-- BEGIN --
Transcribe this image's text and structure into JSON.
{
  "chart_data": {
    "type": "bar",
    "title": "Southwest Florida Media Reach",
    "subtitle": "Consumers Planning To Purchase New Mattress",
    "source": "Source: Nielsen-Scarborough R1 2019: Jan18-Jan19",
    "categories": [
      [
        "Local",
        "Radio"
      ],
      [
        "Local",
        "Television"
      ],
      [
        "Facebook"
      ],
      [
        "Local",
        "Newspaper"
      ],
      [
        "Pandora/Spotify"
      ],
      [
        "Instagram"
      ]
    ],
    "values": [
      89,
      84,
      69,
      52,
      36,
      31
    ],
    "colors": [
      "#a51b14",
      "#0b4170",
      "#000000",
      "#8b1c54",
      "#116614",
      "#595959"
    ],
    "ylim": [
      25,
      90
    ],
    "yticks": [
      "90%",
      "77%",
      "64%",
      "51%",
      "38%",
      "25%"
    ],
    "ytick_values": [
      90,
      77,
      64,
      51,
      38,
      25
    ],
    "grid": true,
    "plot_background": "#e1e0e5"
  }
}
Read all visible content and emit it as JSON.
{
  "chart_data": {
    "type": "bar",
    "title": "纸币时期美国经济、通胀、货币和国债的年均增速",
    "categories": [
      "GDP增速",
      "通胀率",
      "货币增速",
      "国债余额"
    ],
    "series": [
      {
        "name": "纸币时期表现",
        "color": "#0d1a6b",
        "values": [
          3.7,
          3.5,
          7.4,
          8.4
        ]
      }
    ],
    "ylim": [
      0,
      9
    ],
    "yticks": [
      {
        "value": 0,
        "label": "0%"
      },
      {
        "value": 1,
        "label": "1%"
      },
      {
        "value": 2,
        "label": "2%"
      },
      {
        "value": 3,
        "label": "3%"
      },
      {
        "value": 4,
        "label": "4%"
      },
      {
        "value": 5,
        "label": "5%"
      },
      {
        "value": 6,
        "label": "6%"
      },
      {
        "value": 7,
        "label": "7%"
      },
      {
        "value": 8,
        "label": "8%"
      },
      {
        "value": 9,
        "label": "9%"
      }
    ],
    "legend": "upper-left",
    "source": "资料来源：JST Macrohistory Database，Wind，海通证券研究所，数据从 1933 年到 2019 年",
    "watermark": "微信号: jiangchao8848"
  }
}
-- END --
Retype the records that precede this task, keeping them exactly the same.

• **THE ANSWER**
Transcribe this image's text and structure into JSON.
{
  "chart_data": {
    "type": "bar",
    "title": "Southwest Florida Media Reach",
    "subtitle": "Consumers Planning To Purchase New Mattress",
    "source": "Source: Nielsen-Scarborough R1 2019: Jan18-Jan19",
    "categories": [
      [
        "Local",
        "Radio"
      ],
      [
        "Local",
        "Television"
      ],
      [
        "Facebook"
      ],
      [
        "Local",
        "Newspaper"
      ],
      [
        "Pandora/Spotify"
      ],
      [
        "Instagram"
      ]
    ],
    "values": [
      89,
      84,
      69,
      52,
      36,
      31
    ],
    "colors": [
      "#a51b14",
      "#0b4170",
      "#000000",
      "#8b1c54",
      "#116614",
      "#595959"
    ],
    "ylim": [
      25,
      90
    ],
    "yticks": [
      "90%",
      "77%",
      "64%",
      "51%",
      "38%",
      "25%"
    ],
    "ytick_values": [
      90,
      77,
      64,
      51,
      38,
      25
    ],
    "grid": true,
    "plot_background": "#e1e0e5"
  }
}
Read all visible content and emit it as JSON.
{
  "chart_data": {
    "type": "bar",
    "title": "纸币时期美国经济、通胀、货币和国债的年均增速",
    "categories": [
      "GDP增速",
      "通胀率",
      "货币增速",
      "国债余额"
    ],
    "series": [
      {
        "name": "纸币时期表现",
        "color": "#0d1a6b",
        "values": [
          3.7,
          3.5,
          7.4,
          8.4
        ]
      }
    ],
    "ylim": [
      0,
      9
    ],
    "yticks": [
      {
        "value": 0,
        "label": "0%"
      },
      {
        "value": 1,
        "label": "1%"
      },
      {
        "value": 2,
        "label": "2%"
      },
      {
        "value": 3,
        "label": "3%"
      },
      {
        "value": 4,
        "label": "4%"
      },
      {
        "value": 5,
        "label": "5%"
      },
      {
        "value": 6,
        "label": "6%"
      },
      {
        "value": 7,
        "label": "7%"
      },
      {
        "value": 8,
        "label": "8%"
      },
      {
        "value": 9,
        "label": "9%"
      }
    ],
    "legend": "upper-left",
    "source": "资料来源：JST Macrohistory Database，Wind，海通证券研究所，数据从 1933 年到 2019 年",
    "watermark": "微信号: jiangchao8848"
  }
}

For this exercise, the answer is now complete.